Aim of the task:
Could you transcribe every line of the items below, keeping each one exactly as it appears?

Entries provided:
____________

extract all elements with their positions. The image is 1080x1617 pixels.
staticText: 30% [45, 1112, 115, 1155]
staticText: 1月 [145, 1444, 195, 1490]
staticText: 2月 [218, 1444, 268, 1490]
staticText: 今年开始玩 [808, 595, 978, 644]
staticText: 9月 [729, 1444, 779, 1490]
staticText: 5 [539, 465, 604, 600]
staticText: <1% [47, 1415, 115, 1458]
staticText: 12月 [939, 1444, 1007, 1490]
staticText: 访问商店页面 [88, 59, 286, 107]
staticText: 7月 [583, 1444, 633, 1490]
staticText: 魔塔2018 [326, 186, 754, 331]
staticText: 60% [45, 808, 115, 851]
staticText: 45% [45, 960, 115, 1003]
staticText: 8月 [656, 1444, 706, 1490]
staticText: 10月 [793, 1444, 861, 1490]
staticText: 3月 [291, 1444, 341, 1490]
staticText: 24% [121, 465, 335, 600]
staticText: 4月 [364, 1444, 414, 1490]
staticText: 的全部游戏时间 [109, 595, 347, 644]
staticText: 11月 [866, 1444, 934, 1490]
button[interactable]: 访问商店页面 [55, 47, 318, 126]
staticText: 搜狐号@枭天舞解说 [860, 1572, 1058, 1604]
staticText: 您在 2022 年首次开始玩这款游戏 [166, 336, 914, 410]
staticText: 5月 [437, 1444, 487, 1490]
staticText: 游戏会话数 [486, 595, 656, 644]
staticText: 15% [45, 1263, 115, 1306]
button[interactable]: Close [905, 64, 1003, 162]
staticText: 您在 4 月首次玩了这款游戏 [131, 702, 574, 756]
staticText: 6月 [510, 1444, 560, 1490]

____________

The solution:
extract all elements with their positions. The image is 1080x1617 pixels.
staticText: 30% [45, 1112, 115, 1155]
staticText: 1月 [145, 1444, 195, 1490]
staticText: 2月 [218, 1444, 268, 1490]
staticText: 今年开始玩 [808, 595, 978, 644]
staticText: 9月 [729, 1444, 779, 1490]
staticText: 5 [539, 465, 604, 600]
staticText: <1% [47, 1415, 115, 1458]
staticText: 12月 [939, 1444, 1007, 1490]
staticText: 访问商店页面 [88, 59, 286, 107]
staticText: 7月 [583, 1444, 633, 1490]
staticText: 魔塔2018 [326, 186, 754, 331]
staticText: 60% [45, 808, 115, 851]
staticText: 45% [45, 960, 115, 1003]
staticText: 8月 [656, 1444, 706, 1490]
staticText: 10月 [793, 1444, 861, 1490]
staticText: 3月 [291, 1444, 341, 1490]
staticText: 24% [121, 465, 335, 600]
staticText: 4月 [364, 1444, 414, 1490]
staticText: 的全部游戏时间 [109, 595, 347, 644]
staticText: 11月 [866, 1444, 934, 1490]
button[interactable]: 访问商店页面 [55, 47, 318, 126]
staticText: 搜狐号@枭天舞解说 [860, 1572, 1058, 1604]
staticText: 您在 2022 年首次开始玩这款游戏 [166, 336, 914, 410]
staticText: 5月 [437, 1444, 487, 1490]
staticText: 游戏会话数 [486, 595, 656, 644]
staticText: 15% [45, 1263, 115, 1306]
button[interactable]: Close [905, 64, 1003, 162]
staticText: 您在 4 月首次玩了这款游戏 [131, 702, 574, 756]
staticText: 6月 [510, 1444, 560, 1490]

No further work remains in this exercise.